**Provided entries**:
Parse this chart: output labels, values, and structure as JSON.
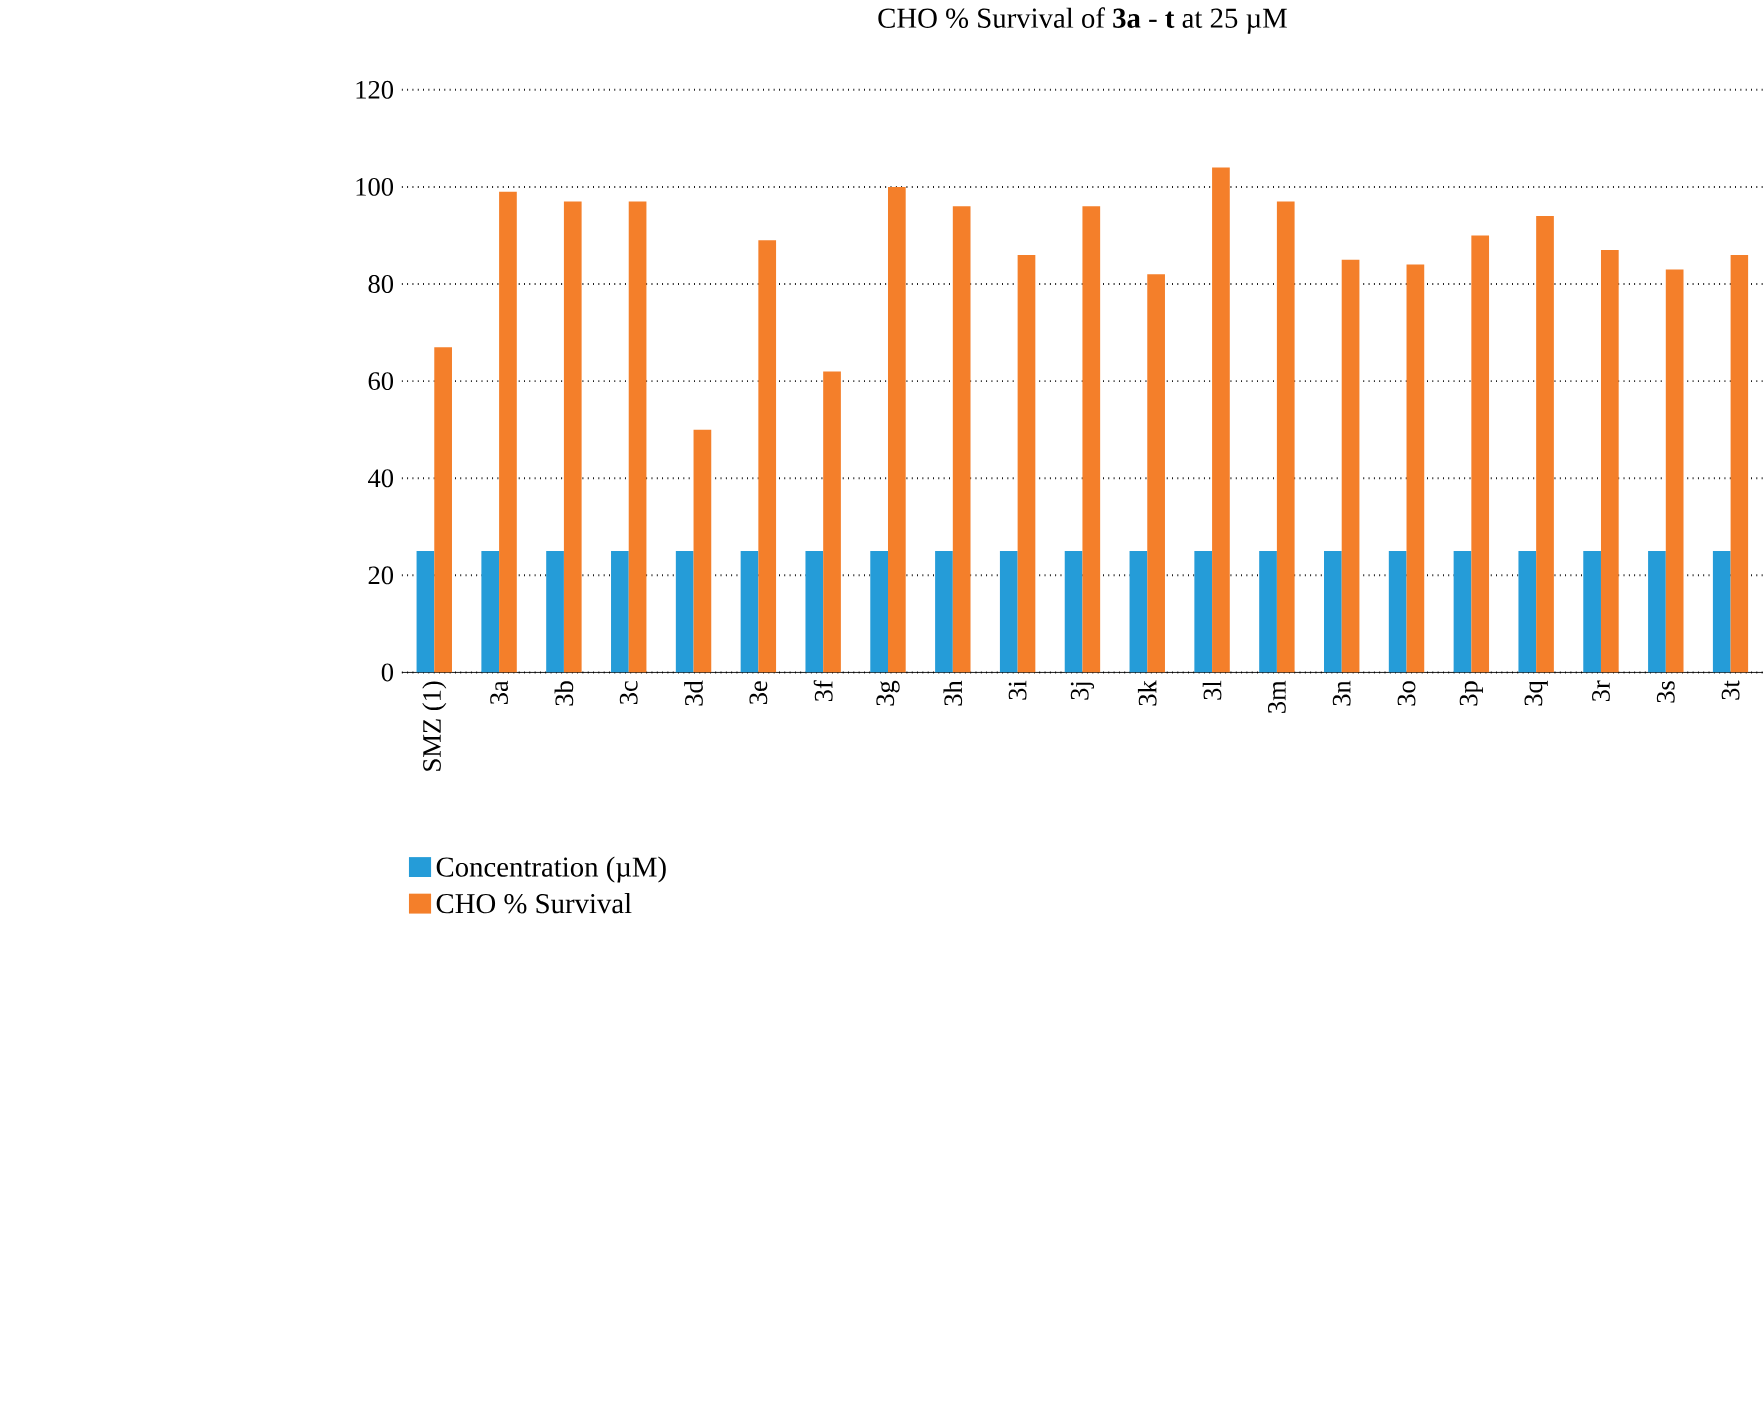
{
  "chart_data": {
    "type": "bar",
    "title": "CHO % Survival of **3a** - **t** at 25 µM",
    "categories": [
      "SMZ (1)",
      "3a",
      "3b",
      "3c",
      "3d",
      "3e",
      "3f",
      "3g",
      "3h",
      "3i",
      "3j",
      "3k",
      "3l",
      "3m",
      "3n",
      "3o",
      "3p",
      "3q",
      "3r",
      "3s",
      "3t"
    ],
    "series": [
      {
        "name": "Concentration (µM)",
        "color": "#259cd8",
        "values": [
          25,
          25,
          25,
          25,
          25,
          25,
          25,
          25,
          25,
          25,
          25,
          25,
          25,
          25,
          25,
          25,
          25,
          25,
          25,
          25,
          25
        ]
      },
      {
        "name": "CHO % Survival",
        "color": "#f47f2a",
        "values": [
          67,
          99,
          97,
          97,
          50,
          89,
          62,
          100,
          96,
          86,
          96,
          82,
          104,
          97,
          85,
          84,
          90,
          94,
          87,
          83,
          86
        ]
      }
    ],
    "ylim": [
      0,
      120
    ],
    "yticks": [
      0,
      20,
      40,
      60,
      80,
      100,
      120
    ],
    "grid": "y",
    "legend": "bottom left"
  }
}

**Objective**:
Print the whole listing above once more, word for word, without its pictures.

**Exercise result**:
Parse this chart: output labels, values, and structure as JSON.
{
  "chart_data": {
    "type": "bar",
    "title": "CHO % Survival of **3a** - **t** at 25 µM",
    "categories": [
      "SMZ (1)",
      "3a",
      "3b",
      "3c",
      "3d",
      "3e",
      "3f",
      "3g",
      "3h",
      "3i",
      "3j",
      "3k",
      "3l",
      "3m",
      "3n",
      "3o",
      "3p",
      "3q",
      "3r",
      "3s",
      "3t"
    ],
    "series": [
      {
        "name": "Concentration (µM)",
        "color": "#259cd8",
        "values": [
          25,
          25,
          25,
          25,
          25,
          25,
          25,
          25,
          25,
          25,
          25,
          25,
          25,
          25,
          25,
          25,
          25,
          25,
          25,
          25,
          25
        ]
      },
      {
        "name": "CHO % Survival",
        "color": "#f47f2a",
        "values": [
          67,
          99,
          97,
          97,
          50,
          89,
          62,
          100,
          96,
          86,
          96,
          82,
          104,
          97,
          85,
          84,
          90,
          94,
          87,
          83,
          86
        ]
      }
    ],
    "ylim": [
      0,
      120
    ],
    "yticks": [
      0,
      20,
      40,
      60,
      80,
      100,
      120
    ],
    "grid": "y",
    "legend": "bottom left"
  }
}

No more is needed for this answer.